**CHALLENGE**
Your task is to copy the listing exactly, with the pictures left out.

**LISTING**
start

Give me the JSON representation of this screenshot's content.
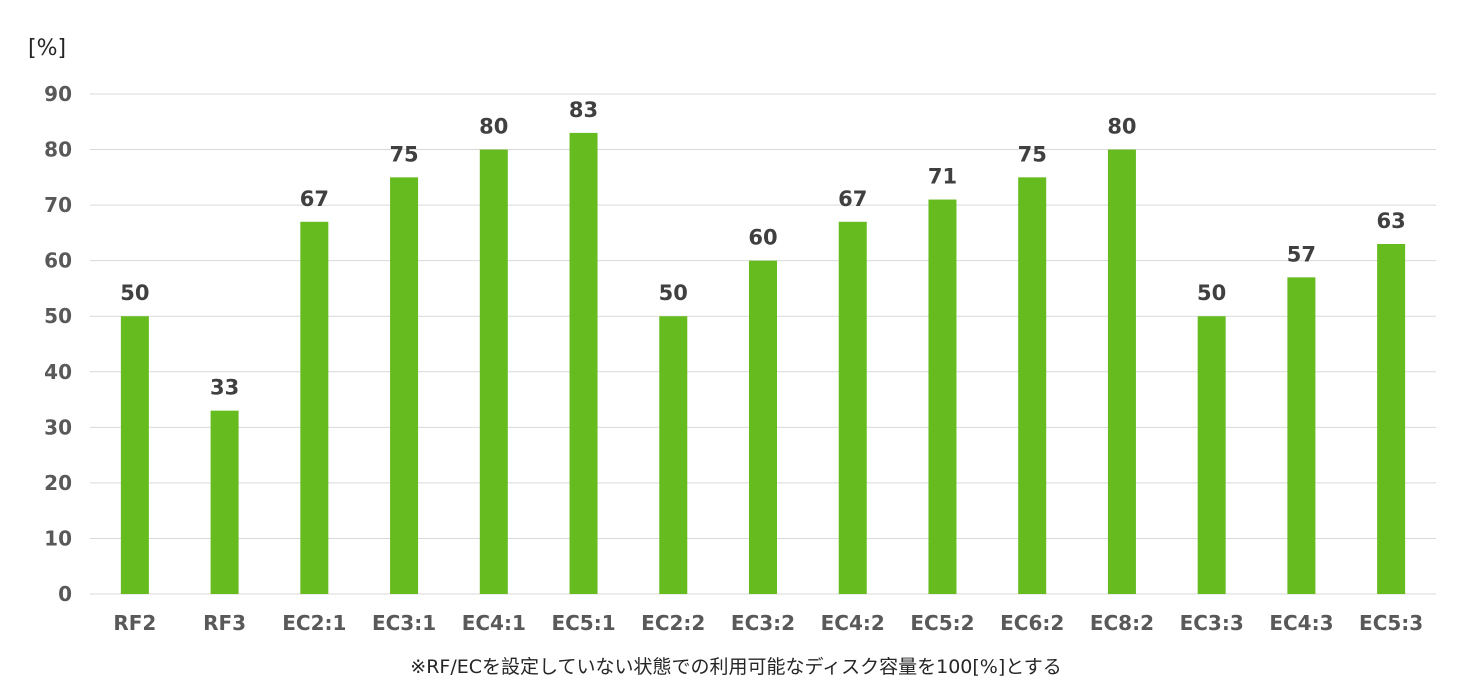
{
  "chart_data": {
    "type": "bar",
    "categories": [
      "RF2",
      "RF3",
      "EC2:1",
      "EC3:1",
      "EC4:1",
      "EC5:1",
      "EC2:2",
      "EC3:2",
      "EC4:2",
      "EC5:2",
      "EC6:2",
      "EC8:2",
      "EC3:3",
      "EC4:3",
      "EC5:3"
    ],
    "values": [
      50,
      33,
      67,
      75,
      80,
      83,
      50,
      60,
      67,
      71,
      75,
      80,
      50,
      57,
      63
    ],
    "ylabel": "[%]",
    "ylim": [
      0,
      90
    ],
    "yticks": [
      0,
      10,
      20,
      30,
      40,
      50,
      60,
      70,
      80,
      90
    ],
    "grid": true,
    "data_labels": true,
    "bar_color": "#66bb1f",
    "grid_color": "#d9d9d9",
    "footnote": "※RF/ECを設定していない状態での利用可能なディスク容量を100[%]とする"
  }
}
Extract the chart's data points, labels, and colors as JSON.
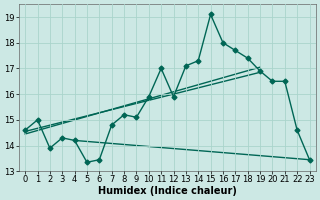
{
  "title": "",
  "xlabel": "Humidex (Indice chaleur)",
  "bg_color": "#cce8e4",
  "grid_color": "#aad4cc",
  "line_color": "#006655",
  "xlim": [
    -0.5,
    23.5
  ],
  "ylim": [
    13.0,
    19.5
  ],
  "yticks": [
    13,
    14,
    15,
    16,
    17,
    18,
    19
  ],
  "xticks": [
    0,
    1,
    2,
    3,
    4,
    5,
    6,
    7,
    8,
    9,
    10,
    11,
    12,
    13,
    14,
    15,
    16,
    17,
    18,
    19,
    20,
    21,
    22,
    23
  ],
  "line1_x": [
    0,
    1,
    2,
    3,
    4,
    5,
    6,
    7,
    8,
    9,
    10,
    11,
    12,
    13,
    14,
    15,
    16,
    17,
    18,
    19,
    20,
    21,
    22,
    23
  ],
  "line1_y": [
    14.6,
    15.0,
    13.9,
    14.3,
    14.2,
    13.35,
    13.45,
    14.8,
    15.2,
    15.1,
    15.9,
    17.0,
    15.9,
    17.1,
    17.3,
    19.1,
    18.0,
    17.7,
    17.4,
    16.9,
    16.5,
    16.5,
    14.6,
    13.45
  ],
  "line2_x": [
    0,
    19
  ],
  "line2_y": [
    14.55,
    16.85
  ],
  "line3_x": [
    0,
    19
  ],
  "line3_y": [
    14.45,
    17.05
  ],
  "line4_x": [
    4,
    23
  ],
  "line4_y": [
    14.2,
    13.45
  ],
  "marker": "D",
  "markersize": 2.5,
  "linewidth": 1.0,
  "xlabel_fontsize": 7,
  "tick_fontsize": 6
}
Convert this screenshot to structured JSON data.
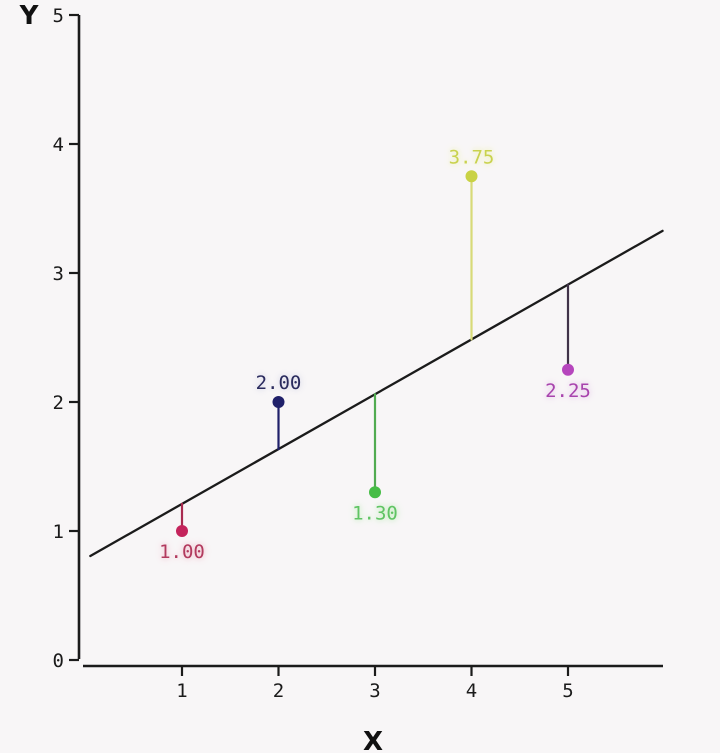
{
  "figure": {
    "background": "#f8f6f7",
    "axis_color": "#1b1b1b"
  },
  "chart_data": {
    "type": "scatter",
    "title": "",
    "xlabel": "X",
    "ylabel": "Y",
    "xlim": [
      0,
      6.2
    ],
    "ylim": [
      0,
      5
    ],
    "x_ticks": [
      1,
      2,
      3,
      4,
      5
    ],
    "y_ticks": [
      0,
      1,
      2,
      3,
      4,
      5
    ],
    "grid": false,
    "legend": false,
    "fitted_line": {
      "slope": 0.425,
      "intercept": 0.785,
      "x_start": 0.05,
      "x_end": 5.98,
      "color": "#1b1b1b"
    },
    "points": [
      {
        "x": 1,
        "y": 1.0,
        "label": "1.00",
        "label_position": "below",
        "dot_color": "#c4245c",
        "residual_color": "#a92b50",
        "label_color": "#b23a5e",
        "halo_color": "#f2c9d4"
      },
      {
        "x": 2,
        "y": 2.0,
        "label": "2.00",
        "label_position": "above",
        "dot_color": "#20206a",
        "residual_color": "#20206a",
        "label_color": "#2b2b5e",
        "halo_color": "#dcdcea"
      },
      {
        "x": 3,
        "y": 1.3,
        "label": "1.30",
        "label_position": "below",
        "dot_color": "#46bd46",
        "residual_color": "#51ab51",
        "label_color": "#5fc463",
        "halo_color": "#c9eec4"
      },
      {
        "x": 4,
        "y": 3.75,
        "label": "3.75",
        "label_position": "above",
        "dot_color": "#c9d245",
        "residual_color": "#d8da78",
        "label_color": "#c9d24e",
        "halo_color": "#f0f2c0"
      },
      {
        "x": 5,
        "y": 2.25,
        "label": "2.25",
        "label_position": "below",
        "dot_color": "#b646bd",
        "residual_color": "#413349",
        "label_color": "#a843ad",
        "halo_color": "#e8cdec"
      }
    ]
  }
}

end

**FINISHED EXERCISE**
Give me the JSON representation of this screenshot's content.
{
  "chart_data": {
    "type": "bar",
    "categories": [
      "RF2",
      "RF3",
      "EC2:1",
      "EC3:1",
      "EC4:1",
      "EC5:1",
      "EC2:2",
      "EC3:2",
      "EC4:2",
      "EC5:2",
      "EC6:2",
      "EC8:2",
      "EC3:3",
      "EC4:3",
      "EC5:3"
    ],
    "values": [
      50,
      33,
      67,
      75,
      80,
      83,
      50,
      60,
      67,
      71,
      75,
      80,
      50,
      57,
      63
    ],
    "ylabel": "[%]",
    "ylim": [
      0,
      90
    ],
    "yticks": [
      0,
      10,
      20,
      30,
      40,
      50,
      60,
      70,
      80,
      90
    ],
    "grid": true,
    "data_labels": true,
    "bar_color": "#66bb1f",
    "grid_color": "#d9d9d9",
    "footnote": "※RF/ECを設定していない状態での利用可能なディスク容量を100[%]とする"
  }
}
Extract the chart's data points, labels, and colors as JSON.
{
  "title": "",
  "xlabel": "Humidex (Indice chaleur)",
  "bg_color": "#cce8e4",
  "grid_color": "#aad4cc",
  "line_color": "#006655",
  "xlim": [
    -0.5,
    23.5
  ],
  "ylim": [
    13.0,
    19.5
  ],
  "yticks": [
    13,
    14,
    15,
    16,
    17,
    18,
    19
  ],
  "xticks": [
    0,
    1,
    2,
    3,
    4,
    5,
    6,
    7,
    8,
    9,
    10,
    11,
    12,
    13,
    14,
    15,
    16,
    17,
    18,
    19,
    20,
    21,
    22,
    23
  ],
  "line1_x": [
    0,
    1,
    2,
    3,
    4,
    5,
    6,
    7,
    8,
    9,
    10,
    11,
    12,
    13,
    14,
    15,
    16,
    17,
    18,
    19,
    20,
    21,
    22,
    23
  ],
  "line1_y": [
    14.6,
    15.0,
    13.9,
    14.3,
    14.2,
    13.35,
    13.45,
    14.8,
    15.2,
    15.1,
    15.9,
    17.0,
    15.9,
    17.1,
    17.3,
    19.1,
    18.0,
    17.7,
    17.4,
    16.9,
    16.5,
    16.5,
    14.6,
    13.45
  ],
  "line2_x": [
    0,
    19
  ],
  "line2_y": [
    14.55,
    16.85
  ],
  "line3_x": [
    0,
    19
  ],
  "line3_y": [
    14.45,
    17.05
  ],
  "line4_x": [
    4,
    23
  ],
  "line4_y": [
    14.2,
    13.45
  ],
  "marker": "D",
  "markersize": 2.5,
  "linewidth": 1.0,
  "xlabel_fontsize": 7,
  "tick_fontsize": 6
}
Convert this screenshot to structured JSON data.
{
  "figure": {
    "background": "#f8f6f7",
    "axis_color": "#1b1b1b"
  },
  "chart_data": {
    "type": "scatter",
    "title": "",
    "xlabel": "X",
    "ylabel": "Y",
    "xlim": [
      0,
      6.2
    ],
    "ylim": [
      0,
      5
    ],
    "x_ticks": [
      1,
      2,
      3,
      4,
      5
    ],
    "y_ticks": [
      0,
      1,
      2,
      3,
      4,
      5
    ],
    "grid": false,
    "legend": false,
    "fitted_line": {
      "slope": 0.425,
      "intercept": 0.785,
      "x_start": 0.05,
      "x_end": 5.98,
      "color": "#1b1b1b"
    },
    "points": [
      {
        "x": 1,
        "y": 1.0,
        "label": "1.00",
        "label_position": "below",
        "dot_color": "#c4245c",
        "residual_color": "#a92b50",
        "label_color": "#b23a5e",
        "halo_color": "#f2c9d4"
      },
      {
        "x": 2,
        "y": 2.0,
        "label": "2.00",
        "label_position": "above",
        "dot_color": "#20206a",
        "residual_color": "#20206a",
        "label_color": "#2b2b5e",
        "halo_color": "#dcdcea"
      },
      {
        "x": 3,
        "y": 1.3,
        "label": "1.30",
        "label_position": "below",
        "dot_color": "#46bd46",
        "residual_color": "#51ab51",
        "label_color": "#5fc463",
        "halo_color": "#c9eec4"
      },
      {
        "x": 4,
        "y": 3.75,
        "label": "3.75",
        "label_position": "above",
        "dot_color": "#c9d245",
        "residual_color": "#d8da78",
        "label_color": "#c9d24e",
        "halo_color": "#f0f2c0"
      },
      {
        "x": 5,
        "y": 2.25,
        "label": "2.25",
        "label_position": "below",
        "dot_color": "#b646bd",
        "residual_color": "#413349",
        "label_color": "#a843ad",
        "halo_color": "#e8cdec"
      }
    ]
  }
}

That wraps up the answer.